— PROVIDED DATA —
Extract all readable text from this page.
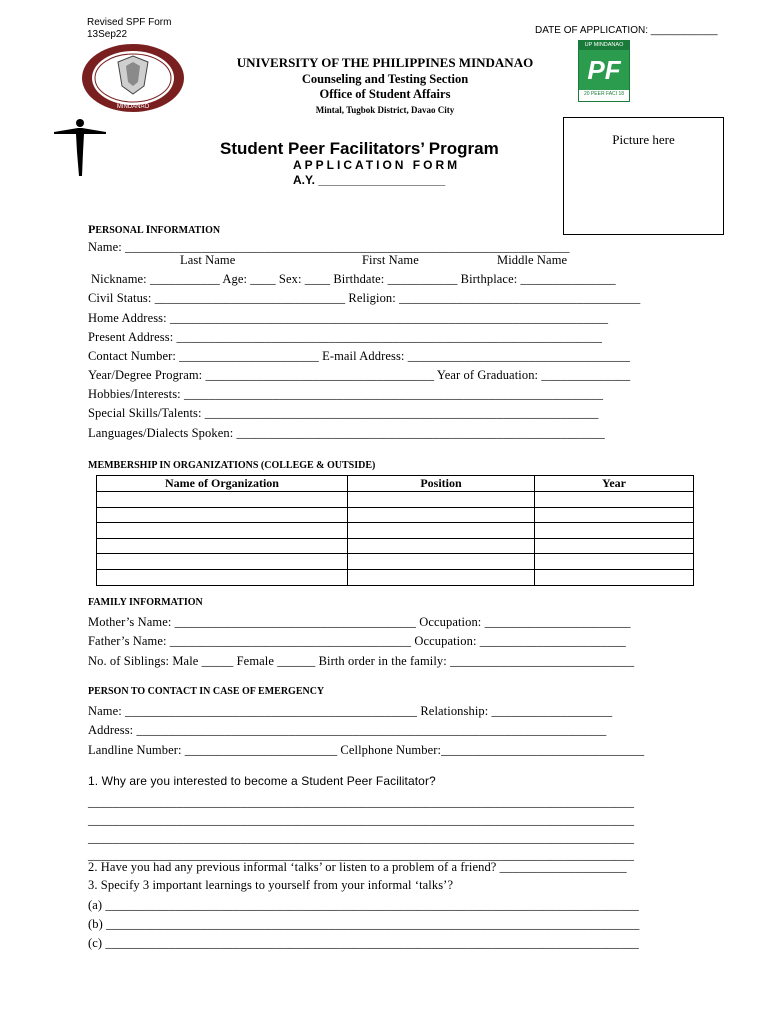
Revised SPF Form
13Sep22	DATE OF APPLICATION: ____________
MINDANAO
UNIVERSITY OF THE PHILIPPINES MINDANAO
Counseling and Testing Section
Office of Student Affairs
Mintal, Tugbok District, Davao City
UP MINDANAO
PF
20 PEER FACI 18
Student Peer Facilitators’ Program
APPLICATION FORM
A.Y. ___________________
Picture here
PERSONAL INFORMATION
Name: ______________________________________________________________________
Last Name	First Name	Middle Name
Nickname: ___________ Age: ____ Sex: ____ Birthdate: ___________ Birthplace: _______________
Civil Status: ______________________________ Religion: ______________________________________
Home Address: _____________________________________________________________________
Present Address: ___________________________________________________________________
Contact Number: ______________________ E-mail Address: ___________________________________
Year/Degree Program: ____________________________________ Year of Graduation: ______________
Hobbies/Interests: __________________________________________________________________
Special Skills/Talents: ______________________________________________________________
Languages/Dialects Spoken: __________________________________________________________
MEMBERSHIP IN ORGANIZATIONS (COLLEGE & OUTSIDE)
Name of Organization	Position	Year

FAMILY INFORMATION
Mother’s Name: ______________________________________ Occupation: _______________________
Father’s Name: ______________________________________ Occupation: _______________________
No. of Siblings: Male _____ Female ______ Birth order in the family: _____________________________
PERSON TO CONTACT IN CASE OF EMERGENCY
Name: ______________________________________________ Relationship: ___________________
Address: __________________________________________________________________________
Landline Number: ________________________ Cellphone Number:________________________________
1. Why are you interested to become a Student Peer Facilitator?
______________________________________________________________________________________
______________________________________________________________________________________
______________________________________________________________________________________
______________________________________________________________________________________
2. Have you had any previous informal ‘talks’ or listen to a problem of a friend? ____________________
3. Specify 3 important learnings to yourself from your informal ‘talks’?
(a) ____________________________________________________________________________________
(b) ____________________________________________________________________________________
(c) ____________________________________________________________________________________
...
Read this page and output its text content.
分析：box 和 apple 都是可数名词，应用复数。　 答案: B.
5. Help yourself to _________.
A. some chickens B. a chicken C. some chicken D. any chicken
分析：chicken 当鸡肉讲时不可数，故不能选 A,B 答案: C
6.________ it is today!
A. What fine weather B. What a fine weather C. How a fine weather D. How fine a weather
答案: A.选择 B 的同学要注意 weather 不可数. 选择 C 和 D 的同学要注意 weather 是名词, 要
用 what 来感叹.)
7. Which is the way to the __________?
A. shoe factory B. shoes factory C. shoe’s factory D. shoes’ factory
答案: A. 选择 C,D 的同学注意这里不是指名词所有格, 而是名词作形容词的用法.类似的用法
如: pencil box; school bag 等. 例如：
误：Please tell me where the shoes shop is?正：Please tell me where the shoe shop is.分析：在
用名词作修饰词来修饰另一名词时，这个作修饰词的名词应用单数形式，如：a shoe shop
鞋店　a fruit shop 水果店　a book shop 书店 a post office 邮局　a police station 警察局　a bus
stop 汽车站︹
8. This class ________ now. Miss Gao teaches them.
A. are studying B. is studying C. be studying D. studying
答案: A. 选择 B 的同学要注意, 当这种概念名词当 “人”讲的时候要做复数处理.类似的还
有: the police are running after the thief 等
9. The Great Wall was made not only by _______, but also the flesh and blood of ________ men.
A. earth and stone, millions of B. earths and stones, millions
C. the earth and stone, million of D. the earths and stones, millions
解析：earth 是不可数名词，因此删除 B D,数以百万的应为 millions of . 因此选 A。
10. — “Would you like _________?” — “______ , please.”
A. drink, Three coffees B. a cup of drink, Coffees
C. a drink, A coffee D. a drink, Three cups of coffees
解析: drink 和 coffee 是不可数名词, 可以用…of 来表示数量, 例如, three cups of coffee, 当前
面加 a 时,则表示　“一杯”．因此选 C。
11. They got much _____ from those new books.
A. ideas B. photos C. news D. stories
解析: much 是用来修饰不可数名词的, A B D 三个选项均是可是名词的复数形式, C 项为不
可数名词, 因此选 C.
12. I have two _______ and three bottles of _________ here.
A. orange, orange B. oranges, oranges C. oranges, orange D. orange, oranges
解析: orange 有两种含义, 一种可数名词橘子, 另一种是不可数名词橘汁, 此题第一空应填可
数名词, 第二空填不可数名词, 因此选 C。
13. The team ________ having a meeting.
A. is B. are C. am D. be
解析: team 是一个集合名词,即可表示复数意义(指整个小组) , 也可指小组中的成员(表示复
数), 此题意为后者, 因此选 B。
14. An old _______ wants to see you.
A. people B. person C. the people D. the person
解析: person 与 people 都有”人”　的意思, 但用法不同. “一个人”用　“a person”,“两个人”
==
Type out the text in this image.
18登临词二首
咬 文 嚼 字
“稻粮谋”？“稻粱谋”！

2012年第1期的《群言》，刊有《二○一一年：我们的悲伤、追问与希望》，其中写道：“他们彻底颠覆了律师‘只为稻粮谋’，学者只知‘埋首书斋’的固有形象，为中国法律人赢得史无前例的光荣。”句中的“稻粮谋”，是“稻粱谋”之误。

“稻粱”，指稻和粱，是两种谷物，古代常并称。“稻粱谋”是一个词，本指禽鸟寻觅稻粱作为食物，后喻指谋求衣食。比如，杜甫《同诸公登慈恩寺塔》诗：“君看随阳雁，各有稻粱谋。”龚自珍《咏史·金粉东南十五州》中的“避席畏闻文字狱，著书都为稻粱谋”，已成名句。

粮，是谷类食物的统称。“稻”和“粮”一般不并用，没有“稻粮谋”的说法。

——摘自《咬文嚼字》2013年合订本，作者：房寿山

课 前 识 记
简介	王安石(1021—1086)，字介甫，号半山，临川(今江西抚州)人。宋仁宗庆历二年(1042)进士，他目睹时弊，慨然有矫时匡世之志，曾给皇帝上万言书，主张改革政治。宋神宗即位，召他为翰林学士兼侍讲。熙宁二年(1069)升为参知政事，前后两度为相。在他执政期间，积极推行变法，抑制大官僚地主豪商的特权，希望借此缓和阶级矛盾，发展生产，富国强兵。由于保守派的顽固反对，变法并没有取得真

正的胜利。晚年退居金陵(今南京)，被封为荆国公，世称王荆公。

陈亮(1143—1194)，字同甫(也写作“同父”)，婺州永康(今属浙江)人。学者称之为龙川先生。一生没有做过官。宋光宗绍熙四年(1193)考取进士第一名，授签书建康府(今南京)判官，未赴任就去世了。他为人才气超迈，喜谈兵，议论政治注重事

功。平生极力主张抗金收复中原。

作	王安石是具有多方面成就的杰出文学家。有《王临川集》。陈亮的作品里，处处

— YOUR OBJECTIVE —
The lines to collect are those holding the string "text"; copy them all.

— TASK RESPONSE —
Extract all readable text from this page.
Read this page and output its text content.
Type out the text in this image.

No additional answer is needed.